- [BRIEF]
Copy each line where the word "Output" occurs.

[Collected data entries]

# # # # #

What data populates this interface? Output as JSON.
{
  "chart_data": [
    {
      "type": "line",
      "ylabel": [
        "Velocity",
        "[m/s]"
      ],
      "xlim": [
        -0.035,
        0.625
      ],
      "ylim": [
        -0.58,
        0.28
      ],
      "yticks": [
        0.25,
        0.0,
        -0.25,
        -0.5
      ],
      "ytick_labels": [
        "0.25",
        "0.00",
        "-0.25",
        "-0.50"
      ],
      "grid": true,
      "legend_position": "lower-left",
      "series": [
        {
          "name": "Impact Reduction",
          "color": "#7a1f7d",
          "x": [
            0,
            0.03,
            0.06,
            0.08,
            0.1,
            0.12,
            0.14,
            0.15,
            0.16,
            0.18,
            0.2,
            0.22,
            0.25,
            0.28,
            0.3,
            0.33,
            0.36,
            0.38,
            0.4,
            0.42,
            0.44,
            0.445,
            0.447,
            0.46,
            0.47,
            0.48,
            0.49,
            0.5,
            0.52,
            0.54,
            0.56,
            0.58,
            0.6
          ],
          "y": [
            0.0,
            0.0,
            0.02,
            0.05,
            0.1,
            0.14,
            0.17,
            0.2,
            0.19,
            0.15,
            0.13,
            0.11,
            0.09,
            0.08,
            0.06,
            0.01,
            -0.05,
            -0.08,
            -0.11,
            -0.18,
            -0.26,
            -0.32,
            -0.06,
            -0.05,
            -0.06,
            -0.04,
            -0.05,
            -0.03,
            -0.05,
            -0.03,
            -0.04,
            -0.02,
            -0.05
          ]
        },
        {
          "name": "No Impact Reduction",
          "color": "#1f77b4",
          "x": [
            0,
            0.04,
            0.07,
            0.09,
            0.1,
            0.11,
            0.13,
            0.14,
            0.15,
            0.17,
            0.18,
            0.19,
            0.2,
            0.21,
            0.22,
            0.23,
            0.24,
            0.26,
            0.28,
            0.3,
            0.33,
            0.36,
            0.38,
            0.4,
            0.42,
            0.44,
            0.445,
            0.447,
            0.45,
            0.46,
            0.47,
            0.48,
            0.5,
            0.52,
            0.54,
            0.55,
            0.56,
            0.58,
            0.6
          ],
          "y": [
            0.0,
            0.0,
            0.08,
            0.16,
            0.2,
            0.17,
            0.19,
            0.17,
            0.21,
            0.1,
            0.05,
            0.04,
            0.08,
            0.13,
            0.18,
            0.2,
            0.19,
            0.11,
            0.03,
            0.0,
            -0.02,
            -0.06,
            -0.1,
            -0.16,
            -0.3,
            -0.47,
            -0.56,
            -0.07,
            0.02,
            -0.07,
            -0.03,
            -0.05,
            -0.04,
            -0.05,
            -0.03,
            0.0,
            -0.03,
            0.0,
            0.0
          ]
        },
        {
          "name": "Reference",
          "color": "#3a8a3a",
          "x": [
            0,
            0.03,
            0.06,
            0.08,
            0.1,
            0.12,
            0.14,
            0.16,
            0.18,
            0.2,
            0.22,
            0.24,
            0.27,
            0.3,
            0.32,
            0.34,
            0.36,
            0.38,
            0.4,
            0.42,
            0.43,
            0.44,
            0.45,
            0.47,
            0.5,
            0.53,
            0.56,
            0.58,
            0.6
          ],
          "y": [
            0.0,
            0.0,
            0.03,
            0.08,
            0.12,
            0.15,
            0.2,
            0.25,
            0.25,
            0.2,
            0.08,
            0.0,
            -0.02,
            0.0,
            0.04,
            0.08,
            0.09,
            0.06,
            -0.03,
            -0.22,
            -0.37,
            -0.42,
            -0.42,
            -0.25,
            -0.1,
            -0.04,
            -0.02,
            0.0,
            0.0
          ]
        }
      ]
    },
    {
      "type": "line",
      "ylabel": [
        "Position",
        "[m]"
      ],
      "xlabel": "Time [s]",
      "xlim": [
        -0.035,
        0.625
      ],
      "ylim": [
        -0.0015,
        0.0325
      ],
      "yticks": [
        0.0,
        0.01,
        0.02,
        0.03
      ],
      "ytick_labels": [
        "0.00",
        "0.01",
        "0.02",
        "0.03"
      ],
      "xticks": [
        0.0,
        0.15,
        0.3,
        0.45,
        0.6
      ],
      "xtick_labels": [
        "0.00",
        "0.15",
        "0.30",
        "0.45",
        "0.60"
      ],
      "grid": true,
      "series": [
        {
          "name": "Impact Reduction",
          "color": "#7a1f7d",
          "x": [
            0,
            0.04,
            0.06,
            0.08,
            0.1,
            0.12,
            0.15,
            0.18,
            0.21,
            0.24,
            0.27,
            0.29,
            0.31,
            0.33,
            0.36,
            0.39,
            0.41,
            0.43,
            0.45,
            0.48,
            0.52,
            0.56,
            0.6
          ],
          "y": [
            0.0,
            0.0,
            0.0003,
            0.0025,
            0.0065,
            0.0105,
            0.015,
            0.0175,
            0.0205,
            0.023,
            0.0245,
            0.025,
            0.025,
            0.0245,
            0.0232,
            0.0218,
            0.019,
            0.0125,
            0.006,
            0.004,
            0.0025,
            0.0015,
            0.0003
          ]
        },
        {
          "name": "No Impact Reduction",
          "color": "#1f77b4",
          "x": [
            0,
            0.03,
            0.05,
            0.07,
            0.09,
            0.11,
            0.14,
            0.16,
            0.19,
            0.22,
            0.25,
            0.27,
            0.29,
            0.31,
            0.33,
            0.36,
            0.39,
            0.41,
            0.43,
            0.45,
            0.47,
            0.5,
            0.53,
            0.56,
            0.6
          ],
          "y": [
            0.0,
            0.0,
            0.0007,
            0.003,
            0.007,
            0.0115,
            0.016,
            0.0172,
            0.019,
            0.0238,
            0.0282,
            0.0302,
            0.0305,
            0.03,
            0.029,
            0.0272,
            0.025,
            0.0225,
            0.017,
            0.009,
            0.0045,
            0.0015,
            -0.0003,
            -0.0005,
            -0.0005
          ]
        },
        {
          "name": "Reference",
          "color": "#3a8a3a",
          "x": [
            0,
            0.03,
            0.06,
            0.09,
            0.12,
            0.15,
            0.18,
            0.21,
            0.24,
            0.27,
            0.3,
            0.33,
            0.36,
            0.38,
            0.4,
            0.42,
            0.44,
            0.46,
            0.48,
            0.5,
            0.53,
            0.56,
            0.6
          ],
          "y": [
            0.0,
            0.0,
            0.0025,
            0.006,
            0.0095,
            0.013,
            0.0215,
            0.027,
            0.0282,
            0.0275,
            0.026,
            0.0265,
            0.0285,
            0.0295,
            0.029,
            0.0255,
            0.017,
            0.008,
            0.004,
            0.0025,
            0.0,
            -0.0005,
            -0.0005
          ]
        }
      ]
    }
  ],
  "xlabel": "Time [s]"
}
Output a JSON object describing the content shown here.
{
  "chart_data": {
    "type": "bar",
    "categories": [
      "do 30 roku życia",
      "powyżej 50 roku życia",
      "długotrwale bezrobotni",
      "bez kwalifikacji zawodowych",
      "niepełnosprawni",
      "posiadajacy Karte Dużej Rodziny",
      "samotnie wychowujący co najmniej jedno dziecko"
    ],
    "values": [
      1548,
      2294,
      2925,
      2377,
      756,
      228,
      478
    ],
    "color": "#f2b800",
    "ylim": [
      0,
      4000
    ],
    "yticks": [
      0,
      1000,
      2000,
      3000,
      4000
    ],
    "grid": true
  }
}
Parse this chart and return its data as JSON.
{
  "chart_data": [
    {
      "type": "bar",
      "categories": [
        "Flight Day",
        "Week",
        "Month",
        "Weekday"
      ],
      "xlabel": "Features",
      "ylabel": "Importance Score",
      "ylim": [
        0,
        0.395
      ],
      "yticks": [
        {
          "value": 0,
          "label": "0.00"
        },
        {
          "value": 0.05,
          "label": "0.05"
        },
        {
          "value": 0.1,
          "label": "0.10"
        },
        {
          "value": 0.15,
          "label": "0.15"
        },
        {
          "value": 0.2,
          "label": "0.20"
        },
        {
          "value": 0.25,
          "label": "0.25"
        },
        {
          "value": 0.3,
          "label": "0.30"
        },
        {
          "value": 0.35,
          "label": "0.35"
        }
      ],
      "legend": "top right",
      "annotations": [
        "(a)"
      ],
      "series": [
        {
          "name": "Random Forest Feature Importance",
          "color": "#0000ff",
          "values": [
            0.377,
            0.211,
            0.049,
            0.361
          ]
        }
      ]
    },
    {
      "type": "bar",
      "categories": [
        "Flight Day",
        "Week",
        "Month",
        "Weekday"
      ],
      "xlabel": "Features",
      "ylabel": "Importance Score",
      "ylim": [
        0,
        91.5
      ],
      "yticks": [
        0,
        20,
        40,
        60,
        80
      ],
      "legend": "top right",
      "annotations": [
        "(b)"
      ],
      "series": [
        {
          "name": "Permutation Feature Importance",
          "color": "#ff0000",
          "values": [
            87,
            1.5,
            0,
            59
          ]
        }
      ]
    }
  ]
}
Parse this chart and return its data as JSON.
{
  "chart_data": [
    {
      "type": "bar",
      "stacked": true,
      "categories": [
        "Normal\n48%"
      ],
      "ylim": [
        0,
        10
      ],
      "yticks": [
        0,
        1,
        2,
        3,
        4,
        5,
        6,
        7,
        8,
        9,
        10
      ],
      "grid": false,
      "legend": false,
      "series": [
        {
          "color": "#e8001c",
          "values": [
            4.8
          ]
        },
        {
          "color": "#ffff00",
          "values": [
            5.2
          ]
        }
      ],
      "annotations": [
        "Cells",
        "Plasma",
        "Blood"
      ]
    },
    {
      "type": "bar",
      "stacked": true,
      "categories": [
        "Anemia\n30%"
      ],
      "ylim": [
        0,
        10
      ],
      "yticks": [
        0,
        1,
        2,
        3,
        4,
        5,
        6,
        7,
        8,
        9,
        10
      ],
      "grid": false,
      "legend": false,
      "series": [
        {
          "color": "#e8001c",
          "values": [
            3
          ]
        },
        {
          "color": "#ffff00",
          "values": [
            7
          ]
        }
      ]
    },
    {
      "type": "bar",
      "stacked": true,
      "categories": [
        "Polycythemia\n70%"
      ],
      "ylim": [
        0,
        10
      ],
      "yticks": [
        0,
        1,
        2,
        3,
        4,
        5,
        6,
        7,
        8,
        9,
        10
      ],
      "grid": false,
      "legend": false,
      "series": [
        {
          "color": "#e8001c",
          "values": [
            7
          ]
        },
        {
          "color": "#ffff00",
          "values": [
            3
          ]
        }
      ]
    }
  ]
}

# # # # #

- [WRITTEN RESPONSE]
What data populates this interface? Output as JSON.
Output a JSON object describing the content shown here.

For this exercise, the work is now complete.